== Extrait de page ==
------------------------
Le colonialisme est un humanisme...


Défense du colonialisme
Bruce Gilley © NAS

L’universitaire américain Bruce Gilley s’est lancé dans une entreprise périlleuse : la défense du colonialisme européen ! Il démontre les bienfaits de l’impérialisme en comparant le développement des pays qui ont renoncé aux legs de leurs anciens occupant à ceux qui les ont conservés. Dans son nouveau livre, notre contributeur et ami Driss Ghali construit, pour sa part, un récit dépassionné de la colonisation.
------------------------
== Tâche brève A ==
Extrayez de l'extrait sur la défense du colonialisme le passage qui va de « L’universitaire américain Bruce » à « de la colonisation. », sans rien y modifier.
== Tâche brève B ==
Prolongez l'extrait sur la défense du colonialisme en reprenant immédiatement après sa dernière phrase.
La liste qui suit constitue un matériau distinct de l'extrait sur la défense du colonialisme.

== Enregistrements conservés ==
------------------------
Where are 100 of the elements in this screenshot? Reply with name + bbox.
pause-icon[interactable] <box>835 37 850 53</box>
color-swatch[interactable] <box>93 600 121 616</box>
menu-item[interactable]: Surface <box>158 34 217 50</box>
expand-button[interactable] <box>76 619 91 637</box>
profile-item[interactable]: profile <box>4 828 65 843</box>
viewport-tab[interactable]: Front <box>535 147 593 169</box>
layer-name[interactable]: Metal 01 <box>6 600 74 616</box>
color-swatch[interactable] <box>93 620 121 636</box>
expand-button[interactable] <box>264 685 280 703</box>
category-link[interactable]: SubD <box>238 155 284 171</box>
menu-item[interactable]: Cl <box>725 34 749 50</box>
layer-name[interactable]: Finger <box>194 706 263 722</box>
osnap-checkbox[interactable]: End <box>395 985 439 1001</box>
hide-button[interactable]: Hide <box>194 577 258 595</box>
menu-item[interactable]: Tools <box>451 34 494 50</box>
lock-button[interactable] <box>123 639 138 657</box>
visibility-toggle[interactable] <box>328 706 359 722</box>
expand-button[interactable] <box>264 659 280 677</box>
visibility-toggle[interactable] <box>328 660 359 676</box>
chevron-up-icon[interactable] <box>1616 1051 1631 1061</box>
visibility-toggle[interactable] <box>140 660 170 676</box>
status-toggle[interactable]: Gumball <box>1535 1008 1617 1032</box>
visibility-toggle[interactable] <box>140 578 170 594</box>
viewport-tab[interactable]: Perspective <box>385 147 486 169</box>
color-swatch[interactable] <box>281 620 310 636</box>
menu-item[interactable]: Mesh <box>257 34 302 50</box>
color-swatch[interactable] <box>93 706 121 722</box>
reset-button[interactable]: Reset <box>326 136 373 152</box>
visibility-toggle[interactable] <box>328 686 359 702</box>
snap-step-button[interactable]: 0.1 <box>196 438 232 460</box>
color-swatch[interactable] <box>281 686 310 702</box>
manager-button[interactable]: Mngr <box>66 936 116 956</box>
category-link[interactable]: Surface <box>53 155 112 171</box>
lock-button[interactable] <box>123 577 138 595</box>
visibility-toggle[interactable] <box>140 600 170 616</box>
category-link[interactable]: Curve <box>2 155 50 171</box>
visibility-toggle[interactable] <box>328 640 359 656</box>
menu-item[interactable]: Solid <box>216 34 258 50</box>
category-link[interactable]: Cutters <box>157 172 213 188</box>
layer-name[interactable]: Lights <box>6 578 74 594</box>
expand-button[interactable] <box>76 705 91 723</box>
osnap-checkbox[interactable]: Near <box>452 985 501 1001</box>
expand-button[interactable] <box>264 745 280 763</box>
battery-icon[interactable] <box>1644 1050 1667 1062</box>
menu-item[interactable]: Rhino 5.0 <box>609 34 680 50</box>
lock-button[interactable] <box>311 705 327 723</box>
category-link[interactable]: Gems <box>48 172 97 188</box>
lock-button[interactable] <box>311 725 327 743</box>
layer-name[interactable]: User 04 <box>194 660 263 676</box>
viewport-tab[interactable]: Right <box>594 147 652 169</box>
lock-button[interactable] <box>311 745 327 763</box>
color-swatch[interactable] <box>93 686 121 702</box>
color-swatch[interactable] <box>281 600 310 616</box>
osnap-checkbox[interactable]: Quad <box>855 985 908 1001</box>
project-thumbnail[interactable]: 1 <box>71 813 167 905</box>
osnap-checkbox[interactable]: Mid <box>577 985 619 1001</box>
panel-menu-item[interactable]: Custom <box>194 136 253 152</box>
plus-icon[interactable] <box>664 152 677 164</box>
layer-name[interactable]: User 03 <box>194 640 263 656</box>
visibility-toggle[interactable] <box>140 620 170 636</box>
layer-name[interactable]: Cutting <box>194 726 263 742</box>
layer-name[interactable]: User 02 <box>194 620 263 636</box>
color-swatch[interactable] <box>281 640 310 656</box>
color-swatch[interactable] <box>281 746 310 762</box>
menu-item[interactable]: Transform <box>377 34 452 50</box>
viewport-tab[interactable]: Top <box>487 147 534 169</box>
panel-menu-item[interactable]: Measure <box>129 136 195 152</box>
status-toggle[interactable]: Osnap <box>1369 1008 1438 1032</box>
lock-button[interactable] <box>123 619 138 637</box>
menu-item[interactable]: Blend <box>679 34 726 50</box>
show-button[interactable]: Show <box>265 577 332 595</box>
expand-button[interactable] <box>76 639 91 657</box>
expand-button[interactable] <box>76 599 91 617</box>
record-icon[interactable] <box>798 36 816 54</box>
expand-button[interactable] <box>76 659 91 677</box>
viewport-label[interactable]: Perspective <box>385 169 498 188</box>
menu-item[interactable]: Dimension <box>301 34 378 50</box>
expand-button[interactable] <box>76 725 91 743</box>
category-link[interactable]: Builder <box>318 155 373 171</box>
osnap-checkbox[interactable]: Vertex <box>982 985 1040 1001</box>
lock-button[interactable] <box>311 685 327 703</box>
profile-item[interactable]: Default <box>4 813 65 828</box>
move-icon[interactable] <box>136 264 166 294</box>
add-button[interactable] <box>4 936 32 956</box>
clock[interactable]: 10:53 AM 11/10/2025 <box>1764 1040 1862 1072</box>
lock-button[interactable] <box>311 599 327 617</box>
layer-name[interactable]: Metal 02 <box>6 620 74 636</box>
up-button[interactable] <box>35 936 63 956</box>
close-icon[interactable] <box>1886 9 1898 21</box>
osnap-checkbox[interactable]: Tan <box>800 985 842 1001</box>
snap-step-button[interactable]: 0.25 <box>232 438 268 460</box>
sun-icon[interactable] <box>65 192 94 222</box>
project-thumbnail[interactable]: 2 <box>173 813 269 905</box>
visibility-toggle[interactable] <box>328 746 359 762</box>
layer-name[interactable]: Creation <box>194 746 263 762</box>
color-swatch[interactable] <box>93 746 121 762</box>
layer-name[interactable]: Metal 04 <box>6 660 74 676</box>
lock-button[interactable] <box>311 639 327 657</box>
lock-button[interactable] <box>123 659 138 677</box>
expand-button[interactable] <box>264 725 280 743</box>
------------------------
== Résultat A ==
L’universitaire américain Bruce Gilley s’est lancé dans une entreprise périlleuse : la défense du colonialisme européen ! Il démontre les bienfaits de l’impérialisme en comparant le développement des pays qui ont renoncé aux legs de leurs anciens occupant à ceux qui les ont conservés. Dans son nouveau livre, notre contributeur et ami Driss Ghali construit, pour sa part, un récit dépassionné de la colonisation.

== Résultat B ==
« Ceux qui creusent des fondations profondes / Sur lesquelles des royaumes stables peuvent se construire / Récoltent peu d’honneurs… » Ces vers du poète impérialiste anglais Rudyard Kipling, écrits en 1905, présagent du sort des administrateurs coloniaux européens qui, à cette époque, œuvraient tant bien que mal pour introduire des méthodes de la bonne gouvernance moderne dans des sociétés n’ayant pas connu le développement accéléré des pays occidentaux. Aujourd’hui, ces fonctionnaires ne sont pas l’objet de reconnaissance, mais de condamnations sans appel. Dans nos universités et nos médias, le colonialisme incarne le Mal absolu. Il se réduit à quatre mots : déprédation, esclavage, racisme et génocide. Comment défendre un tel phénomène ? En France, on se souvient du tollé scandalisé qui, en 2005, a accueilli la loi préconisant, entre autres choses, la reconnaissance dans les programmes scolaires du « rôle positif de la présence française outre-mer ». L’alinéa en question a été supprimé l’année suivante.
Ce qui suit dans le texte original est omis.